[Page element annotations]
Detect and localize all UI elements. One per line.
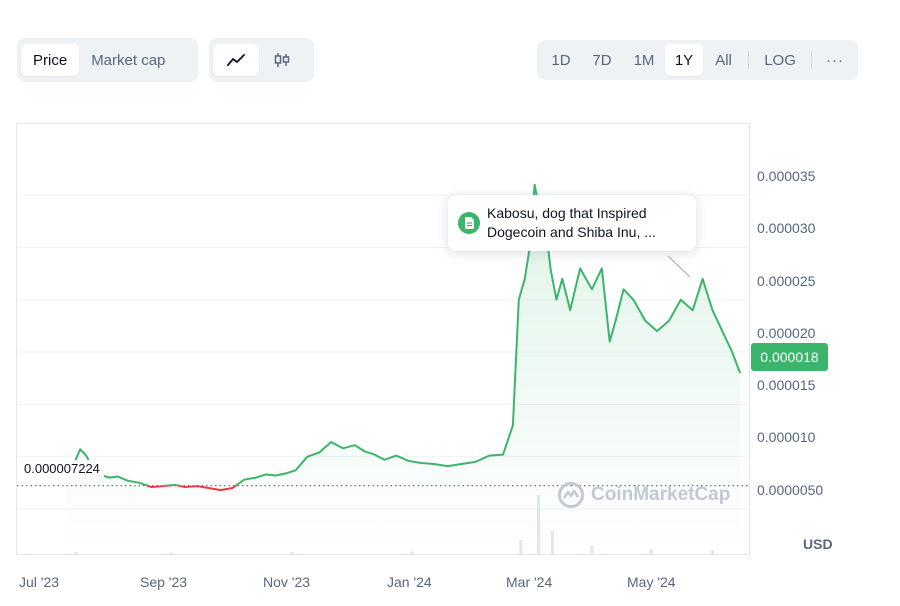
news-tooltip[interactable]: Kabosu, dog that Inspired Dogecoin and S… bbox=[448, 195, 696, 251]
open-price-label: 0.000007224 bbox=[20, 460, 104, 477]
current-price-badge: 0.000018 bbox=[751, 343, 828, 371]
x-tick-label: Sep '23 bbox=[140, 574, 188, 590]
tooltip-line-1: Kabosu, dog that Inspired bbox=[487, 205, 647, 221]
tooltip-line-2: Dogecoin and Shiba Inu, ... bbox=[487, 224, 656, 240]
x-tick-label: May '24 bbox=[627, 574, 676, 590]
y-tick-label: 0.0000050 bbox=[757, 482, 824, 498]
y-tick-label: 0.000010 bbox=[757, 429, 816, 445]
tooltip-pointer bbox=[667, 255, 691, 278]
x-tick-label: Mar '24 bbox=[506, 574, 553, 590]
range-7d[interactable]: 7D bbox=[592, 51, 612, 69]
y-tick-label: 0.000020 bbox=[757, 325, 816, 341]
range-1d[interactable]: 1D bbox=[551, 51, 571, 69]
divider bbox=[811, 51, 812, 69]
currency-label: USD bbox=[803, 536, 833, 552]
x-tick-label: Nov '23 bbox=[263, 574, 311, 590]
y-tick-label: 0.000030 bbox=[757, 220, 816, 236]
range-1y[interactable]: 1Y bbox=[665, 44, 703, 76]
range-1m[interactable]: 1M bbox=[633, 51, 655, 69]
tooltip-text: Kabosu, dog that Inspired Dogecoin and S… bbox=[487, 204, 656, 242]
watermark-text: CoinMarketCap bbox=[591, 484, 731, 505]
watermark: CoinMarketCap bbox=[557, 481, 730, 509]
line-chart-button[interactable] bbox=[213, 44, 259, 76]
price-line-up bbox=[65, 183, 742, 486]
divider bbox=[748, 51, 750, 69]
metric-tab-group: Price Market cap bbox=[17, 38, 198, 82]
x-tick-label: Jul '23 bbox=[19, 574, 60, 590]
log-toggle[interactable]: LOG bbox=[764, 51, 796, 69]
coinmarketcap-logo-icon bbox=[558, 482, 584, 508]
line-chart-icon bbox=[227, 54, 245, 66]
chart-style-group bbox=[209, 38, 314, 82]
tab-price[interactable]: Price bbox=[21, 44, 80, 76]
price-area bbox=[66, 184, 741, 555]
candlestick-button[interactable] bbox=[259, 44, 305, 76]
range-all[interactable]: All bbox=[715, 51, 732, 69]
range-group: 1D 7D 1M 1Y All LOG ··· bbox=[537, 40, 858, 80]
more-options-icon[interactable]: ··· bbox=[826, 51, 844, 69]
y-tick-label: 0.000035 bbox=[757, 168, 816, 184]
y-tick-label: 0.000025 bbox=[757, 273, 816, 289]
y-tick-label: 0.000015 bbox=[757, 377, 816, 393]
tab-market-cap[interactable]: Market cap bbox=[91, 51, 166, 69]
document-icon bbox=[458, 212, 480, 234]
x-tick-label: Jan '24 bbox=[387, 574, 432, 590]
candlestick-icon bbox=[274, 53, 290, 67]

--

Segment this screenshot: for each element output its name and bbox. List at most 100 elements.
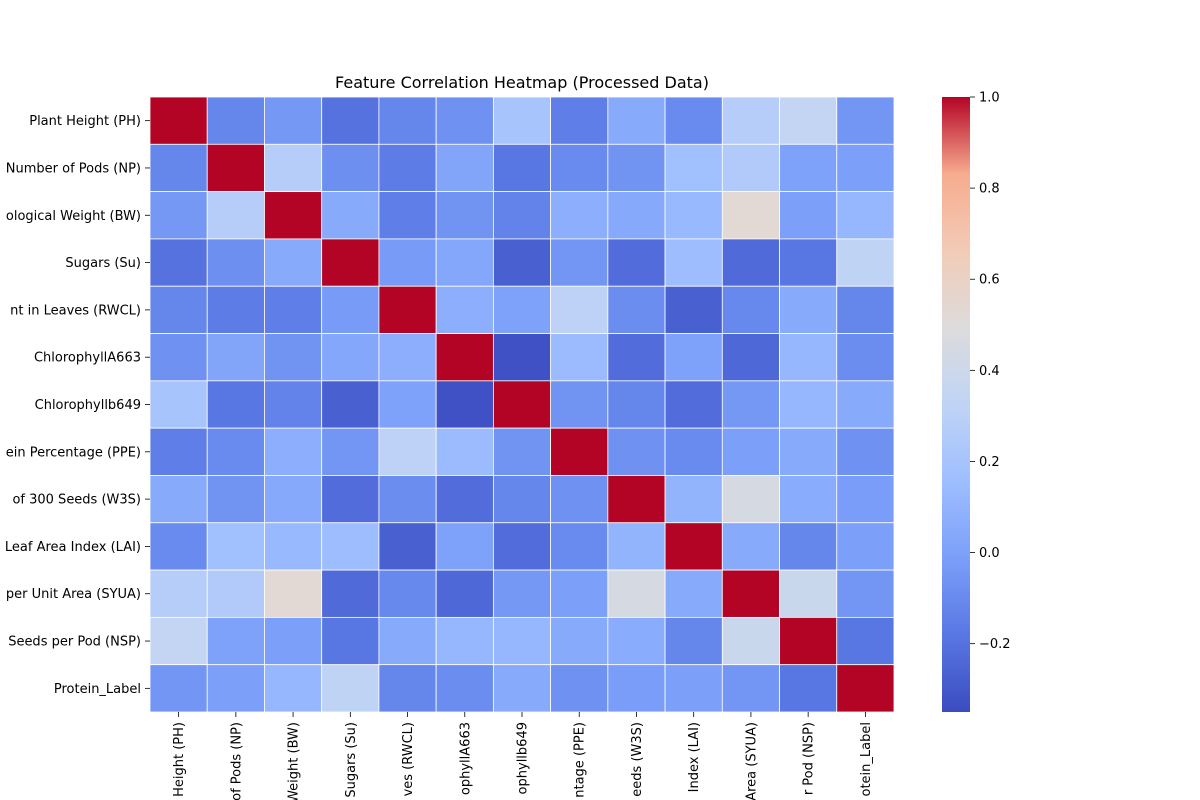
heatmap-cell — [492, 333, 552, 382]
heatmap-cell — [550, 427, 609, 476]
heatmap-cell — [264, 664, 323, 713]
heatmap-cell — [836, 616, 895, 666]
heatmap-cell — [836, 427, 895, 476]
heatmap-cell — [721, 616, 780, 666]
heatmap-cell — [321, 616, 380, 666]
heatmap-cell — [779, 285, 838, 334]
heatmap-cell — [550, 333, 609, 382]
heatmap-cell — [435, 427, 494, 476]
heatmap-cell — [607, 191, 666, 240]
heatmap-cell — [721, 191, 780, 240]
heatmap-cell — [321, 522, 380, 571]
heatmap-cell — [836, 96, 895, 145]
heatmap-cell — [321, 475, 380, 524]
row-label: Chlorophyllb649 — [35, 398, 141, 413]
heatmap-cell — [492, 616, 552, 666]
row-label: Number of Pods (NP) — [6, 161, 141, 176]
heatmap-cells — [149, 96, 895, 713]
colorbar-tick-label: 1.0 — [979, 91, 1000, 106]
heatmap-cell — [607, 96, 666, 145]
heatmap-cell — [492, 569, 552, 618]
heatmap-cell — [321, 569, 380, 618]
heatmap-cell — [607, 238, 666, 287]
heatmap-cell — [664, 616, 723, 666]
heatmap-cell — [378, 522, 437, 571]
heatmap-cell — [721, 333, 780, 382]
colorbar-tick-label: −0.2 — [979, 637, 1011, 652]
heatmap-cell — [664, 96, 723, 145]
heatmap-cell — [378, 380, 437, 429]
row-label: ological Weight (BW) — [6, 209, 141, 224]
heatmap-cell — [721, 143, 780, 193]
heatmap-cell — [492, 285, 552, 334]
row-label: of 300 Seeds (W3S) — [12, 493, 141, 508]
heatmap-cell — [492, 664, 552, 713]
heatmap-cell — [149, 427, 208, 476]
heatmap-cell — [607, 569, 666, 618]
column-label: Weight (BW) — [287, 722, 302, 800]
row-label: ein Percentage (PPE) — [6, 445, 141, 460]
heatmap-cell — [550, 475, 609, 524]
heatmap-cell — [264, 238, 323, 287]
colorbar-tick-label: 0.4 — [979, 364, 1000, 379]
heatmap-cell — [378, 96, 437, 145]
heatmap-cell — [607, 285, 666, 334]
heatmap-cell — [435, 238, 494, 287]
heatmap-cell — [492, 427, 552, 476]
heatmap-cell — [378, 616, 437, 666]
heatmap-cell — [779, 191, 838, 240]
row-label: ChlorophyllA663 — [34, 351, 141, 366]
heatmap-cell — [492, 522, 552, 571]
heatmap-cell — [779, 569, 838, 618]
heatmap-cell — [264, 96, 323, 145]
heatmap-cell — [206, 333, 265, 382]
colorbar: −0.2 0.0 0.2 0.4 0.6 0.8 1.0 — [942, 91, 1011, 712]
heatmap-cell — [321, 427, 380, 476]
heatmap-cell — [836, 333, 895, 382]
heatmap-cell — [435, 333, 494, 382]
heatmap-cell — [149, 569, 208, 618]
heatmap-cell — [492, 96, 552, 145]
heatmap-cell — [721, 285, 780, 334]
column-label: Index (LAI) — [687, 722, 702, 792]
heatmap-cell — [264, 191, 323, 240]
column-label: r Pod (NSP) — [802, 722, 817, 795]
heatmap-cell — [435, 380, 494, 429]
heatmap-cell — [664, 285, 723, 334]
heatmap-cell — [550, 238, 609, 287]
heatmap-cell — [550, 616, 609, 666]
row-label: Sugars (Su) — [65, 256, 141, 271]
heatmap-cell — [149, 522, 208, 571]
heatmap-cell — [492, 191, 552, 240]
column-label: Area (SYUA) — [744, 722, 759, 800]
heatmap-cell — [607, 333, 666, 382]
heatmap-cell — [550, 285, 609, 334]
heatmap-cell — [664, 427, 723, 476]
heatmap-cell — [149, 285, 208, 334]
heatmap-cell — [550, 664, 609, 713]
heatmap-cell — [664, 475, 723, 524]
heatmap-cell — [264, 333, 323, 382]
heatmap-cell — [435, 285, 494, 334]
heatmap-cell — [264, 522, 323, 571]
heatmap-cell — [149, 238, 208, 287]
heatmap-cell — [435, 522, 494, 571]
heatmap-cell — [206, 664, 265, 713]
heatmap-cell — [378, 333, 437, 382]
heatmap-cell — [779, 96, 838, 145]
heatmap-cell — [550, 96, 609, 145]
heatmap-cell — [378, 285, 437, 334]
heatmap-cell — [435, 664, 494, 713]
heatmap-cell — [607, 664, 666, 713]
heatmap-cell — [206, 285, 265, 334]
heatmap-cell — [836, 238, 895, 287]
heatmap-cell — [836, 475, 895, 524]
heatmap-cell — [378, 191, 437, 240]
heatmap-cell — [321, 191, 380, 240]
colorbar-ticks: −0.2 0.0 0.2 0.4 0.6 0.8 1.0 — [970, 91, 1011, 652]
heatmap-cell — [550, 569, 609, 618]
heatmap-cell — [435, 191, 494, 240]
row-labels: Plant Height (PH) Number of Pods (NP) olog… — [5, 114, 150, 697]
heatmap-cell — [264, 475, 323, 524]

## WORK TO DO
Render the records as a Markdown table with the columns Row and Line, giving each line a row number and leaving out blank lines. Include only everything from the line containing "news-tooltip[interactable]: Kabosu, dog" down to the line containing "tooltip-line-1: Kabosu, dog", with both of those lines included.

## EXPECTED OUTPUT
| Row | Line |
|---|---|
| 1 | news-tooltip[interactable]: Kabosu, dog that Inspired Dogecoin and S… bbox=[448, 195, 696, 251] |
| 2 | open-price-label: 0.000007224 bbox=[20, 460, 104, 477] |
| 3 | current-price-badge: 0.000018 bbox=[751, 343, 828, 371] |
| 4 | x-tick-label: Sep '23 bbox=[140, 574, 188, 590] |
| 5 | tooltip-line-1: Kabosu, dog that Inspired bbox=[487, 205, 647, 221] |